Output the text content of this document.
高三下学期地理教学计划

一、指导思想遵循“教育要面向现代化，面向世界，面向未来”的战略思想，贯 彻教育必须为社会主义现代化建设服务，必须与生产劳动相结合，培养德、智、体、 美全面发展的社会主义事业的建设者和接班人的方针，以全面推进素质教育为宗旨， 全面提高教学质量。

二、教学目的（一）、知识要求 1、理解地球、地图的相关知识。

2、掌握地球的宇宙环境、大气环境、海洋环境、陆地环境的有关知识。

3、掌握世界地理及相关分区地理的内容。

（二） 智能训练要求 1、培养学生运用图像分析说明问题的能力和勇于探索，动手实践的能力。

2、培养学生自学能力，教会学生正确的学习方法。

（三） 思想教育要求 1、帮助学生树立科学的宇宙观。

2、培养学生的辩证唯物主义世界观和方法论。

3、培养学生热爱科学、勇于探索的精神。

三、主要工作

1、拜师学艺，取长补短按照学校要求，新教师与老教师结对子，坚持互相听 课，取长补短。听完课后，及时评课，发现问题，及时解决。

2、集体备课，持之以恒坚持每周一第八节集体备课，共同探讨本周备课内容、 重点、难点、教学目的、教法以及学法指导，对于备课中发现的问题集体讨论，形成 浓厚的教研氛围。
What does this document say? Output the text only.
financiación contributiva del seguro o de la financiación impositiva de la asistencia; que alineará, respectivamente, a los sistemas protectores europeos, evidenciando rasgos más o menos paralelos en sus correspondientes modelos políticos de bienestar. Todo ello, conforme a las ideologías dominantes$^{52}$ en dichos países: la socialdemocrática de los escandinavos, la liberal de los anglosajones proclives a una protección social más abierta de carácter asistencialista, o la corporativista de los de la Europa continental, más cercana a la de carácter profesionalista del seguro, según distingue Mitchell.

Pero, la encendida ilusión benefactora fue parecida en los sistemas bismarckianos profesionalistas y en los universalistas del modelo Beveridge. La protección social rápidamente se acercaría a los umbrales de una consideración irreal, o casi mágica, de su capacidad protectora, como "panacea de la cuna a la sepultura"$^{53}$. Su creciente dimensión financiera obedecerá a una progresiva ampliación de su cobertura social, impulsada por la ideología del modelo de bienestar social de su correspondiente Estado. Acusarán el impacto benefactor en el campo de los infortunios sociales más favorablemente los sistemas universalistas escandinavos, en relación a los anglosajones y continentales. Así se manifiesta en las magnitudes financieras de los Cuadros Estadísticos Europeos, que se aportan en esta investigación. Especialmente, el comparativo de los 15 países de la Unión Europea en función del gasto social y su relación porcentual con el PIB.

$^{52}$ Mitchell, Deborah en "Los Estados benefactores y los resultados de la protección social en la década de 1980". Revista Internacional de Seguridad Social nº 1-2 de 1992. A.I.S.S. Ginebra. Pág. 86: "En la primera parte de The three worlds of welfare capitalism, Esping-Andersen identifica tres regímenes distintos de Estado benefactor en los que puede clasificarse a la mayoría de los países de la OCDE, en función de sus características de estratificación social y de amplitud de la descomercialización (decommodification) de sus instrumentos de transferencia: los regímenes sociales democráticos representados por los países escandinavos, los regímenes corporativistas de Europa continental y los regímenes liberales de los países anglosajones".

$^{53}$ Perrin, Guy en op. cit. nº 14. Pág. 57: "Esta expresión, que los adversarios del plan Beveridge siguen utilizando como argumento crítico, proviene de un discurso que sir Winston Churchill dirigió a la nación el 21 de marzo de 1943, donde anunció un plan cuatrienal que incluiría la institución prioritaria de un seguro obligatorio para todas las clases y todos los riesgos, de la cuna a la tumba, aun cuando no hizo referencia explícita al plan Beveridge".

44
────
§ Task objective:
Copy each record from above exactly, and include every line.

§ Result for this task:
Output the text content of this document.
高三下学期地理教学计划

一、指导思想遵循“教育要面向现代化，面向世界，面向未来”的战略思想，贯 彻教育必须为社会主义现代化建设服务，必须与生产劳动相结合，培养德、智、体、 美全面发展的社会主义事业的建设者和接班人的方针，以全面推进素质教育为宗旨， 全面提高教学质量。

二、教学目的（一）、知识要求 1、理解地球、地图的相关知识。

2、掌握地球的宇宙环境、大气环境、海洋环境、陆地环境的有关知识。

3、掌握世界地理及相关分区地理的内容。

（二） 智能训练要求 1、培养学生运用图像分析说明问题的能力和勇于探索，动手实践的能力。

2、培养学生自学能力，教会学生正确的学习方法。

（三） 思想教育要求 1、帮助学生树立科学的宇宙观。

2、培养学生的辩证唯物主义世界观和方法论。

3、培养学生热爱科学、勇于探索的精神。

三、主要工作

1、拜师学艺，取长补短按照学校要求，新教师与老教师结对子，坚持互相听 课，取长补短。听完课后，及时评课，发现问题，及时解决。

2、集体备课，持之以恒坚持每周一第八节集体备课，共同探讨本周备课内容、 重点、难点、教学目的、教法以及学法指导，对于备课中发现的问题集体讨论，形成 浓厚的教研氛围。
What does this document say? Output the text only.
financiación contributiva del seguro o de la financiación impositiva de la asistencia; que alineará, respectivamente, a los sistemas protectores europeos, evidenciando rasgos más o menos paralelos en sus correspondientes modelos políticos de bienestar. Todo ello, conforme a las ideologías dominantes$^{52}$ en dichos países: la socialdemocrática de los escandinavos, la liberal de los anglosajones proclives a una protección social más abierta de carácter asistencialista, o la corporativista de los de la Europa continental, más cercana a la de carácter profesionalista del seguro, según distingue Mitchell.

Pero, la encendida ilusión benefactora fue parecida en los sistemas bismarckianos profesionalistas y en los universalistas del modelo Beveridge. La protección social rápidamente se acercaría a los umbrales de una consideración irreal, o casi mágica, de su capacidad protectora, como "panacea de la cuna a la sepultura"$^{53}$. Su creciente dimensión financiera obedecerá a una progresiva ampliación de su cobertura social, impulsada por la ideología del modelo de bienestar social de su correspondiente Estado. Acusarán el impacto benefactor en el campo de los infortunios sociales más favorablemente los sistemas universalistas escandinavos, en relación a los anglosajones y continentales. Así se manifiesta en las magnitudes financieras de los Cuadros Estadísticos Europeos, que se aportan en esta investigación. Especialmente, el comparativo de los 15 países de la Unión Europea en función del gasto social y su relación porcentual con el PIB.

$^{52}$ Mitchell, Deborah en "Los Estados benefactores y los resultados de la protección social en la década de 1980". Revista Internacional de Seguridad Social nº 1-2 de 1992. A.I.S.S. Ginebra. Pág. 86: "En la primera parte de The three worlds of welfare capitalism, Esping-Andersen identifica tres regímenes distintos de Estado benefactor en los que puede clasificarse a la mayoría de los países de la OCDE, en función de sus características de estratificación social y de amplitud de la descomercialización (decommodification) de sus instrumentos de transferencia: los regímenes sociales democráticos representados por los países escandinavos, los regímenes corporativistas de Europa continental y los regímenes liberales de los países anglosajones".

$^{53}$ Perrin, Guy en op. cit. nº 14. Pág. 57: "Esta expresión, que los adversarios del plan Beveridge siguen utilizando como argumento crítico, proviene de un discurso que sir Winston Churchill dirigió a la nación el 21 de marzo de 1943, donde anunció un plan cuatrienal que incluiría la institución prioritaria de un seguro obligatorio para todas las clases y todos los riesgos, de la cuna a la tumba, aun cuando no hizo referencia explícita al plan Beveridge".

44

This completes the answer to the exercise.